Stated goal —
Copy the data word for word, from its first line through the line containing "angle-theta-arc [503,383,537,443]", including both of those lines.
#### Excerpted records
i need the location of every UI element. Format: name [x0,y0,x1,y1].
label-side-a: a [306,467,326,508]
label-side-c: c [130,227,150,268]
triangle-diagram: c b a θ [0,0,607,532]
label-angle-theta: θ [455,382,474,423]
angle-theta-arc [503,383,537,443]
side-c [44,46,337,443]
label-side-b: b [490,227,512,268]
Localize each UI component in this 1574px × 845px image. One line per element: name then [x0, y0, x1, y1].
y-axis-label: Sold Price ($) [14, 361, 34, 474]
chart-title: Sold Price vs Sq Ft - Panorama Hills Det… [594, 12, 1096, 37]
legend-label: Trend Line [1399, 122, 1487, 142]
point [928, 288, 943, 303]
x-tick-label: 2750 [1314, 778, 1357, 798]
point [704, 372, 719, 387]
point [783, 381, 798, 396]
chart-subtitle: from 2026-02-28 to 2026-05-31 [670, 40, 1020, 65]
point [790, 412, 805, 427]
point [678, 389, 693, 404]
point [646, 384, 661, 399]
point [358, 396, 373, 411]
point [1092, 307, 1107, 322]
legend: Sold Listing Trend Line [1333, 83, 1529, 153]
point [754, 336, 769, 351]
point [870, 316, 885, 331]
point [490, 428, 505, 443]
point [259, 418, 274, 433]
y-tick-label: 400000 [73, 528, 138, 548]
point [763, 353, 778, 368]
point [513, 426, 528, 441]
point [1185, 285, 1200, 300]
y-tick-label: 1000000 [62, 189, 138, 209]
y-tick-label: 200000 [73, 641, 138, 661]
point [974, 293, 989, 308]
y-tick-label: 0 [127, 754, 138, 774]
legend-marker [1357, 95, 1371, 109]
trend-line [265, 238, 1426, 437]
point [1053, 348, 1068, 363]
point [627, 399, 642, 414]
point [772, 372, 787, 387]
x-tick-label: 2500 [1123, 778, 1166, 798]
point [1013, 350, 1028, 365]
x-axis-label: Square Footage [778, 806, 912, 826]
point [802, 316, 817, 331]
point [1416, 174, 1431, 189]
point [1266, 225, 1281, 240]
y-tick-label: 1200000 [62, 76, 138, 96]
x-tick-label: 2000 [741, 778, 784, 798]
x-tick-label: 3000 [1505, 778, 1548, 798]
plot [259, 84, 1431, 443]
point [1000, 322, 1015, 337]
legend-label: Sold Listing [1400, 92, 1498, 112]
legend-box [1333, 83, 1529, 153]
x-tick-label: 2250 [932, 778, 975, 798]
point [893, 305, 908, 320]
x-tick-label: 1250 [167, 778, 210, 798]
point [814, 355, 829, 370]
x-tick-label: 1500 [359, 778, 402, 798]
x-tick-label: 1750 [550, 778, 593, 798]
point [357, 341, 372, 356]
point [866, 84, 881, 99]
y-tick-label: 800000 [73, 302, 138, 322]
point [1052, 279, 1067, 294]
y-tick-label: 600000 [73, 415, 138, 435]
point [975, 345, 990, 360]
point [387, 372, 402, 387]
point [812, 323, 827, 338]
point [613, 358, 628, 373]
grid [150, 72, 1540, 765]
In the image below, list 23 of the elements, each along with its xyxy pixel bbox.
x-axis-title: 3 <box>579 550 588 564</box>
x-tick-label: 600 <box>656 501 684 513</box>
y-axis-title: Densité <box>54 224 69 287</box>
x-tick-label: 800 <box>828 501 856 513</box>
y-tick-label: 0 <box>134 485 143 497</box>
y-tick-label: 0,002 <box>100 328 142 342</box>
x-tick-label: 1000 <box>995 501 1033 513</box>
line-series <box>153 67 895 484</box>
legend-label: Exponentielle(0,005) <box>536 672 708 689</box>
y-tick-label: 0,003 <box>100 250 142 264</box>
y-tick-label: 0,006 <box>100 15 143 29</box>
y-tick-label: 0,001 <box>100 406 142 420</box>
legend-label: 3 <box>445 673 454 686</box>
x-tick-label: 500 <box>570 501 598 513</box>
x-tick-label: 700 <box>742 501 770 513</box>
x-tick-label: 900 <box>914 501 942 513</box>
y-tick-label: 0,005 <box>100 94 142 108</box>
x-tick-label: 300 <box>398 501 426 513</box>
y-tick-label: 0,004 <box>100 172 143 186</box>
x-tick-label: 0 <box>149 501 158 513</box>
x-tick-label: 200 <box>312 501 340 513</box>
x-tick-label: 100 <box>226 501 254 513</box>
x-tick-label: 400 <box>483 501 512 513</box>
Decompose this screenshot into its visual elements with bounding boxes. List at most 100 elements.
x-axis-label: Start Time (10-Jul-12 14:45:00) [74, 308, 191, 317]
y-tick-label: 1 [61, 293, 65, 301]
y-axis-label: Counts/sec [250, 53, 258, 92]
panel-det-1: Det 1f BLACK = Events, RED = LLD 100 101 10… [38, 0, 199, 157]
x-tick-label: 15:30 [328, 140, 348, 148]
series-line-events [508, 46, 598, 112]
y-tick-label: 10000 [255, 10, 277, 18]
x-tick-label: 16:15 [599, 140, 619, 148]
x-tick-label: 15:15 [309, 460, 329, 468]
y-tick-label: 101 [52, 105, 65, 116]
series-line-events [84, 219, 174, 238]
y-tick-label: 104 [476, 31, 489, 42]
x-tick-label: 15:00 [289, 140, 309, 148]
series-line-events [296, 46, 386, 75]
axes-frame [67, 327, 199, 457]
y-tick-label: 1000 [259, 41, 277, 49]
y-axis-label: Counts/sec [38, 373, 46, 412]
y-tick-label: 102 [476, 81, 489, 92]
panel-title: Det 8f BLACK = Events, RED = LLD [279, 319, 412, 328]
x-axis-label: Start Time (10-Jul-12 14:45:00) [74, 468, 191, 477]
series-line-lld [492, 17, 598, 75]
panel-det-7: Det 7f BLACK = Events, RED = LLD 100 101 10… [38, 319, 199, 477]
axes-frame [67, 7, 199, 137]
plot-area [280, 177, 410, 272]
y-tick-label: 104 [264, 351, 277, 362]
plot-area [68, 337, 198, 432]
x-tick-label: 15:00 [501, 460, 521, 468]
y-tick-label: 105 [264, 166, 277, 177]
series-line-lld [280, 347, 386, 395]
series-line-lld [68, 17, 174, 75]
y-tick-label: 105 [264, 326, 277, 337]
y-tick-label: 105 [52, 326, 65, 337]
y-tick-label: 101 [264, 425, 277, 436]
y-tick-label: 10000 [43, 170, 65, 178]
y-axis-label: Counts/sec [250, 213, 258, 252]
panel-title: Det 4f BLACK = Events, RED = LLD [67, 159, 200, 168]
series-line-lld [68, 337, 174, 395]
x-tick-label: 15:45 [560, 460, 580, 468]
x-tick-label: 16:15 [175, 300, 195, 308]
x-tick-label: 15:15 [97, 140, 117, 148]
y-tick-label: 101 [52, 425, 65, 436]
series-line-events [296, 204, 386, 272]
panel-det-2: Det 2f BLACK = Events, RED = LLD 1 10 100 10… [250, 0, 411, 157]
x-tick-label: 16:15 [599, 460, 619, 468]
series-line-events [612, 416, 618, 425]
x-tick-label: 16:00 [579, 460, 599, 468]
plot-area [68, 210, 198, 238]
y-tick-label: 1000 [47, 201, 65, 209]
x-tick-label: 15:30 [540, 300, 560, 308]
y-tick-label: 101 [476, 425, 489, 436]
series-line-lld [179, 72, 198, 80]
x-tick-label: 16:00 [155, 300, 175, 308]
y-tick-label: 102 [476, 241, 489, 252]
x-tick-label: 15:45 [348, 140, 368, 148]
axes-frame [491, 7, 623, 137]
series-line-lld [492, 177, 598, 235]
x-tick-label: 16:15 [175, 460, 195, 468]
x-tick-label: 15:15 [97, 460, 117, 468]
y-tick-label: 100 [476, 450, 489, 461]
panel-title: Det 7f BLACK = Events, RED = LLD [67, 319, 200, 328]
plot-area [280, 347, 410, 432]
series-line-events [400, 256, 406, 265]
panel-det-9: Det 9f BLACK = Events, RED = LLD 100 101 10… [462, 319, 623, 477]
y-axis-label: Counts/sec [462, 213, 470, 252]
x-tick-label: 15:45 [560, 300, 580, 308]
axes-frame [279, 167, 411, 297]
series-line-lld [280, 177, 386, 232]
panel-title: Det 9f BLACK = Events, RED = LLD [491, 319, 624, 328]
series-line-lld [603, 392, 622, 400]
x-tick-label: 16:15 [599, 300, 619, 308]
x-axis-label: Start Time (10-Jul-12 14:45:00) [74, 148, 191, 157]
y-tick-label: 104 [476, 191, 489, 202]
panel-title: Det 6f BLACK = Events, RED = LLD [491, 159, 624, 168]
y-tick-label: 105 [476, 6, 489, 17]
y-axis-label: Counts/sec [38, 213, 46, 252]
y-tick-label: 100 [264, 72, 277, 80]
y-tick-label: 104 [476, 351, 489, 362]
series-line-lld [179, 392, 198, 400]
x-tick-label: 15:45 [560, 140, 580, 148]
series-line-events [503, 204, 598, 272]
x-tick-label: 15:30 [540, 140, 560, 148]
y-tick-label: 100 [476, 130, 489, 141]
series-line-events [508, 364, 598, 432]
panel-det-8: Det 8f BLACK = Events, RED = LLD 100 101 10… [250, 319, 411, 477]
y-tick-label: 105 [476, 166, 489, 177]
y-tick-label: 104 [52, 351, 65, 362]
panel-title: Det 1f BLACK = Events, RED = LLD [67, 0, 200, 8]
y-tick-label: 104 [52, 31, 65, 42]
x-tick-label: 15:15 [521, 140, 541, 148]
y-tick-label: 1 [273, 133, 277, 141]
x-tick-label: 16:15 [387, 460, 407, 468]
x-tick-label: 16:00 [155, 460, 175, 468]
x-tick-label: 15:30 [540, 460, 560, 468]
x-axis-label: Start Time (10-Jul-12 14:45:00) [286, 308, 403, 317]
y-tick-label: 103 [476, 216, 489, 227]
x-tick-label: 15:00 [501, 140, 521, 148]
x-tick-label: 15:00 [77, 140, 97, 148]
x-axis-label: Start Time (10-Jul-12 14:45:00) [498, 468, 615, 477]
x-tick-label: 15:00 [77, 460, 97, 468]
########
Solution —
i need the location of every UI element. Format: name [x0,y0,x1,y1].
label-side-a: a [306,467,326,508]
label-side-c: c [130,227,150,268]
triangle-diagram: c b a θ [0,0,607,532]
label-angle-theta: θ [455,382,474,423]
angle-theta-arc [503,383,537,443]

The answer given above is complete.